> **What you are asked to do**:
Reproduce each line of the material precisely.

## Begin Data records

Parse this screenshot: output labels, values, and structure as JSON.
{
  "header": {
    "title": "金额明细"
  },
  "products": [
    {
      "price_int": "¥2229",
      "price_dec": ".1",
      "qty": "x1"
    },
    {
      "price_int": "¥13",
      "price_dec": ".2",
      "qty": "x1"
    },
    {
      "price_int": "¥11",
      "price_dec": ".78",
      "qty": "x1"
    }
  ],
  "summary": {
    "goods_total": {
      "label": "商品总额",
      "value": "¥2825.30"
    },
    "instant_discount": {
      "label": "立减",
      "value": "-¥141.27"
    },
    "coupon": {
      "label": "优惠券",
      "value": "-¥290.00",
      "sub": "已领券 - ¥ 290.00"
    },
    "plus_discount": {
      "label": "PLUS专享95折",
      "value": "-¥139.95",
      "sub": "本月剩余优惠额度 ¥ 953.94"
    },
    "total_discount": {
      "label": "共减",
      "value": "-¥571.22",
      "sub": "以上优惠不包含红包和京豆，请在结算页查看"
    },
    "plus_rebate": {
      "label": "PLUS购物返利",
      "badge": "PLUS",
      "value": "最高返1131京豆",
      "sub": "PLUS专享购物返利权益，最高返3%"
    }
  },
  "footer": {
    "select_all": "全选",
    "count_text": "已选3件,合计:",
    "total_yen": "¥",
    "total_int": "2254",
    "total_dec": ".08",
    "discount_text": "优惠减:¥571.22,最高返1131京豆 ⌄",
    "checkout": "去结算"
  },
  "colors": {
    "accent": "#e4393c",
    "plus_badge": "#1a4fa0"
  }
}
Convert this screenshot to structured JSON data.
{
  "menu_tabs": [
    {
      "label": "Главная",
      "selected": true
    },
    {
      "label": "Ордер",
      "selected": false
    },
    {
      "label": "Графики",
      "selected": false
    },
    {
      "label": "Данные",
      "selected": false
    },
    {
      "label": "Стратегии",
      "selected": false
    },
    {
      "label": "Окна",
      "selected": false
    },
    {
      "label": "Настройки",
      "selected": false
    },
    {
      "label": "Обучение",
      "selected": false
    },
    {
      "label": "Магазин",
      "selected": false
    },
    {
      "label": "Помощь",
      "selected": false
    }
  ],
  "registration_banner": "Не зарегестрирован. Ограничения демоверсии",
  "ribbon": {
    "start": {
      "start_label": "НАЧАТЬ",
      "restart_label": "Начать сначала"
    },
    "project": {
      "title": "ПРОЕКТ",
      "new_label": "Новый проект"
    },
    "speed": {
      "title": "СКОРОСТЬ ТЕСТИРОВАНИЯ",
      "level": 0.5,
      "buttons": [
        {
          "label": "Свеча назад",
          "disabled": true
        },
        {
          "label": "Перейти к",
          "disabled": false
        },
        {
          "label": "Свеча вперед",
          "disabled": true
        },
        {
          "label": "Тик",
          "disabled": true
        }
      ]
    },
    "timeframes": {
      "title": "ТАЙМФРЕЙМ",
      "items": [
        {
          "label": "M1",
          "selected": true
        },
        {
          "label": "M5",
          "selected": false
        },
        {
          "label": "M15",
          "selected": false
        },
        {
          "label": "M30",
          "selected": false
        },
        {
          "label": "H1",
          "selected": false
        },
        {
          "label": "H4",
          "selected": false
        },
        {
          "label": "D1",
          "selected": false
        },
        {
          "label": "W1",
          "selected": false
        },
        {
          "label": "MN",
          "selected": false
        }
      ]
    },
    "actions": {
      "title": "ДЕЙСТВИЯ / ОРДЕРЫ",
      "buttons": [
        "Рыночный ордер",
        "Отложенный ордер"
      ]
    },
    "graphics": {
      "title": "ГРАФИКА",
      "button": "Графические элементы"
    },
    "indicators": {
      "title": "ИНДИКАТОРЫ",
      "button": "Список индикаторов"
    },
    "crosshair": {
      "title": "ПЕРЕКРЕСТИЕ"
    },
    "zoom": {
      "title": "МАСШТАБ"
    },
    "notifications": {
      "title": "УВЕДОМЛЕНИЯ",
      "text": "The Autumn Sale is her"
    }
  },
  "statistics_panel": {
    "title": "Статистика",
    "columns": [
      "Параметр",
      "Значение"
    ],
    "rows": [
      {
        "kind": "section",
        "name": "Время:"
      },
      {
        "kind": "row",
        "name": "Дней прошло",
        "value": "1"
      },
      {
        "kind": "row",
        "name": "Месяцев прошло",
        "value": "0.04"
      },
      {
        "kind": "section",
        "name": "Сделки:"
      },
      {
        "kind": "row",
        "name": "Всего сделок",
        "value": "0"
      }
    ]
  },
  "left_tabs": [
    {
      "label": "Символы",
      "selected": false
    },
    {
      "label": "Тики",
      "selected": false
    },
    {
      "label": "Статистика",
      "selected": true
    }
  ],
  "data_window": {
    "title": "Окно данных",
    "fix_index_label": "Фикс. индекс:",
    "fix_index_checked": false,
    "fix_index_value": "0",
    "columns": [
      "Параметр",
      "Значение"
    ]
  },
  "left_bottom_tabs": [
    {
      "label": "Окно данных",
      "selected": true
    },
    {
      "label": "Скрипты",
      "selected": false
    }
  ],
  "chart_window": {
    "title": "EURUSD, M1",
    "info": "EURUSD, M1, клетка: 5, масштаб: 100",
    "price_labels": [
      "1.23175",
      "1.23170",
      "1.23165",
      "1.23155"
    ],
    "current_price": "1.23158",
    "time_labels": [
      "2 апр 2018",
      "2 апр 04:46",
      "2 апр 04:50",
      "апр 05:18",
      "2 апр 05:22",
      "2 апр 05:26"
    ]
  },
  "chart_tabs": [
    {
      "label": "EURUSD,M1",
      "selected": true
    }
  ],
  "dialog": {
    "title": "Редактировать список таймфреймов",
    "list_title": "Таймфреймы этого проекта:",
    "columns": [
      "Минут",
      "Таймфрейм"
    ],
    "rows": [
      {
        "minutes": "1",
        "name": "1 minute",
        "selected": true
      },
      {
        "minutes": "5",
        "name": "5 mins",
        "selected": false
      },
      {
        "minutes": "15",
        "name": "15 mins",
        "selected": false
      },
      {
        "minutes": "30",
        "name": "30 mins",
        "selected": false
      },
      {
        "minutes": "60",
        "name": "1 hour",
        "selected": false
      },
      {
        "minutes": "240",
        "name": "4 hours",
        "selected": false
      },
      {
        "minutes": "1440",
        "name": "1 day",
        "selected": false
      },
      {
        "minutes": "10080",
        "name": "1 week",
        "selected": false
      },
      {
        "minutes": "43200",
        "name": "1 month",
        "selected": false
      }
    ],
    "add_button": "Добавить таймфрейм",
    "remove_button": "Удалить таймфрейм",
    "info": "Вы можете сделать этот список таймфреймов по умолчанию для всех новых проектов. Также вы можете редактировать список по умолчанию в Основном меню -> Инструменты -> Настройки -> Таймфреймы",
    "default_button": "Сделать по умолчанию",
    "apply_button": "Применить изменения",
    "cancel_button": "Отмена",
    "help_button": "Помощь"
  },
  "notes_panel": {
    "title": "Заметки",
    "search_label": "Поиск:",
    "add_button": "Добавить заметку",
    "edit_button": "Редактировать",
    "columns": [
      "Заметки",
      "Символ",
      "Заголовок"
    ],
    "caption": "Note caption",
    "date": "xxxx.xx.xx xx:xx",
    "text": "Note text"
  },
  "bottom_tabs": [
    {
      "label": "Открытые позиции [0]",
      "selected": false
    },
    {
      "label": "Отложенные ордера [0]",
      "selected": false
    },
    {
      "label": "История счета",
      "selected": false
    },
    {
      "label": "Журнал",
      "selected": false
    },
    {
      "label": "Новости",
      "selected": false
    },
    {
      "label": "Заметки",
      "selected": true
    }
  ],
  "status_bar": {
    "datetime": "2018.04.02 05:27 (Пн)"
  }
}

## End Data records

> **Exercise response**:
Parse this screenshot: output labels, values, and structure as JSON.
{
  "header": {
    "title": "金额明细"
  },
  "products": [
    {
      "price_int": "¥2229",
      "price_dec": ".1",
      "qty": "x1"
    },
    {
      "price_int": "¥13",
      "price_dec": ".2",
      "qty": "x1"
    },
    {
      "price_int": "¥11",
      "price_dec": ".78",
      "qty": "x1"
    }
  ],
  "summary": {
    "goods_total": {
      "label": "商品总额",
      "value": "¥2825.30"
    },
    "instant_discount": {
      "label": "立减",
      "value": "-¥141.27"
    },
    "coupon": {
      "label": "优惠券",
      "value": "-¥290.00",
      "sub": "已领券 - ¥ 290.00"
    },
    "plus_discount": {
      "label": "PLUS专享95折",
      "value": "-¥139.95",
      "sub": "本月剩余优惠额度 ¥ 953.94"
    },
    "total_discount": {
      "label": "共减",
      "value": "-¥571.22",
      "sub": "以上优惠不包含红包和京豆，请在结算页查看"
    },
    "plus_rebate": {
      "label": "PLUS购物返利",
      "badge": "PLUS",
      "value": "最高返1131京豆",
      "sub": "PLUS专享购物返利权益，最高返3%"
    }
  },
  "footer": {
    "select_all": "全选",
    "count_text": "已选3件,合计:",
    "total_yen": "¥",
    "total_int": "2254",
    "total_dec": ".08",
    "discount_text": "优惠减:¥571.22,最高返1131京豆 ⌄",
    "checkout": "去结算"
  },
  "colors": {
    "accent": "#e4393c",
    "plus_badge": "#1a4fa0"
  }
}
Convert this screenshot to structured JSON data.
{
  "menu_tabs": [
    {
      "label": "Главная",
      "selected": true
    },
    {
      "label": "Ордер",
      "selected": false
    },
    {
      "label": "Графики",
      "selected": false
    },
    {
      "label": "Данные",
      "selected": false
    },
    {
      "label": "Стратегии",
      "selected": false
    },
    {
      "label": "Окна",
      "selected": false
    },
    {
      "label": "Настройки",
      "selected": false
    },
    {
      "label": "Обучение",
      "selected": false
    },
    {
      "label": "Магазин",
      "selected": false
    },
    {
      "label": "Помощь",
      "selected": false
    }
  ],
  "registration_banner": "Не зарегестрирован. Ограничения демоверсии",
  "ribbon": {
    "start": {
      "start_label": "НАЧАТЬ",
      "restart_label": "Начать сначала"
    },
    "project": {
      "title": "ПРОЕКТ",
      "new_label": "Новый проект"
    },
    "speed": {
      "title": "СКОРОСТЬ ТЕСТИРОВАНИЯ",
      "level": 0.5,
      "buttons": [
        {
          "label": "Свеча назад",
          "disabled": true
        },
        {
          "label": "Перейти к",
          "disabled": false
        },
        {
          "label": "Свеча вперед",
          "disabled": true
        },
        {
          "label": "Тик",
          "disabled": true
        }
      ]
    },
    "timeframes": {
      "title": "ТАЙМФРЕЙМ",
      "items": [
        {
          "label": "M1",
          "selected": true
        },
        {
          "label": "M5",
          "selected": false
        },
        {
          "label": "M15",
          "selected": false
        },
        {
          "label": "M30",
          "selected": false
        },
        {
          "label": "H1",
          "selected": false
        },
        {
          "label": "H4",
          "selected": false
        },
        {
          "label": "D1",
          "selected": false
        },
        {
          "label": "W1",
          "selected": false
        },
        {
          "label": "MN",
          "selected": false
        }
      ]
    },
    "actions": {
      "title": "ДЕЙСТВИЯ / ОРДЕРЫ",
      "buttons": [
        "Рыночный ордер",
        "Отложенный ордер"
      ]
    },
    "graphics": {
      "title": "ГРАФИКА",
      "button": "Графические элементы"
    },
    "indicators": {
      "title": "ИНДИКАТОРЫ",
      "button": "Список индикаторов"
    },
    "crosshair": {
      "title": "ПЕРЕКРЕСТИЕ"
    },
    "zoom": {
      "title": "МАСШТАБ"
    },
    "notifications": {
      "title": "УВЕДОМЛЕНИЯ",
      "text": "The Autumn Sale is her"
    }
  },
  "statistics_panel": {
    "title": "Статистика",
    "columns": [
      "Параметр",
      "Значение"
    ],
    "rows": [
      {
        "kind": "section",
        "name": "Время:"
      },
      {
        "kind": "row",
        "name": "Дней прошло",
        "value": "1"
      },
      {
        "kind": "row",
        "name": "Месяцев прошло",
        "value": "0.04"
      },
      {
        "kind": "section",
        "name": "Сделки:"
      },
      {
        "kind": "row",
        "name": "Всего сделок",
        "value": "0"
      }
    ]
  },
  "left_tabs": [
    {
      "label": "Символы",
      "selected": false
    },
    {
      "label": "Тики",
      "selected": false
    },
    {
      "label": "Статистика",
      "selected": true
    }
  ],
  "data_window": {
    "title": "Окно данных",
    "fix_index_label": "Фикс. индекс:",
    "fix_index_checked": false,
    "fix_index_value": "0",
    "columns": [
      "Параметр",
      "Значение"
    ]
  },
  "left_bottom_tabs": [
    {
      "label": "Окно данных",
      "selected": true
    },
    {
      "label": "Скрипты",
      "selected": false
    }
  ],
  "chart_window": {
    "title": "EURUSD, M1",
    "info": "EURUSD, M1, клетка: 5, масштаб: 100",
    "price_labels": [
      "1.23175",
      "1.23170",
      "1.23165",
      "1.23155"
    ],
    "current_price": "1.23158",
    "time_labels": [
      "2 апр 2018",
      "2 апр 04:46",
      "2 апр 04:50",
      "апр 05:18",
      "2 апр 05:22",
      "2 апр 05:26"
    ]
  },
  "chart_tabs": [
    {
      "label": "EURUSD,M1",
      "selected": true
    }
  ],
  "dialog": {
    "title": "Редактировать список таймфреймов",
    "list_title": "Таймфреймы этого проекта:",
    "columns": [
      "Минут",
      "Таймфрейм"
    ],
    "rows": [
      {
        "minutes": "1",
        "name": "1 minute",
        "selected": true
      },
      {
        "minutes": "5",
        "name": "5 mins",
        "selected": false
      },
      {
        "minutes": "15",
        "name": "15 mins",
        "selected": false
      },
      {
        "minutes": "30",
        "name": "30 mins",
        "selected": false
      },
      {
        "minutes": "60",
        "name": "1 hour",
        "selected": false
      },
      {
        "minutes": "240",
        "name": "4 hours",
        "selected": false
      },
      {
        "minutes": "1440",
        "name": "1 day",
        "selected": false
      },
      {
        "minutes": "10080",
        "name": "1 week",
        "selected": false
      },
      {
        "minutes": "43200",
        "name": "1 month",
        "selected": false
      }
    ],
    "add_button": "Добавить таймфрейм",
    "remove_button": "Удалить таймфрейм",
    "info": "Вы можете сделать этот список таймфреймов по умолчанию для всех новых проектов. Также вы можете редактировать список по умолчанию в Основном меню -> Инструменты -> Настройки -> Таймфреймы",
    "default_button": "Сделать по умолчанию",
    "apply_button": "Применить изменения",
    "cancel_button": "Отмена",
    "help_button": "Помощь"
  },
  "notes_panel": {
    "title": "Заметки",
    "search_label": "Поиск:",
    "add_button": "Добавить заметку",
    "edit_button": "Редактировать",
    "columns": [
      "Заметки",
      "Символ",
      "Заголовок"
    ],
    "caption": "Note caption",
    "date": "xxxx.xx.xx xx:xx",
    "text": "Note text"
  },
  "bottom_tabs": [
    {
      "label": "Открытые позиции [0]",
      "selected": false
    },
    {
      "label": "Отложенные ордера [0]",
      "selected": false
    },
    {
      "label": "История счета",
      "selected": false
    },
    {
      "label": "Журнал",
      "selected": false
    },
    {
      "label": "Новости",
      "selected": false
    },
    {
      "label": "Заметки",
      "selected": true
    }
  ],
  "status_bar": {
    "datetime": "2018.04.02 05:27 (Пн)"
  }
}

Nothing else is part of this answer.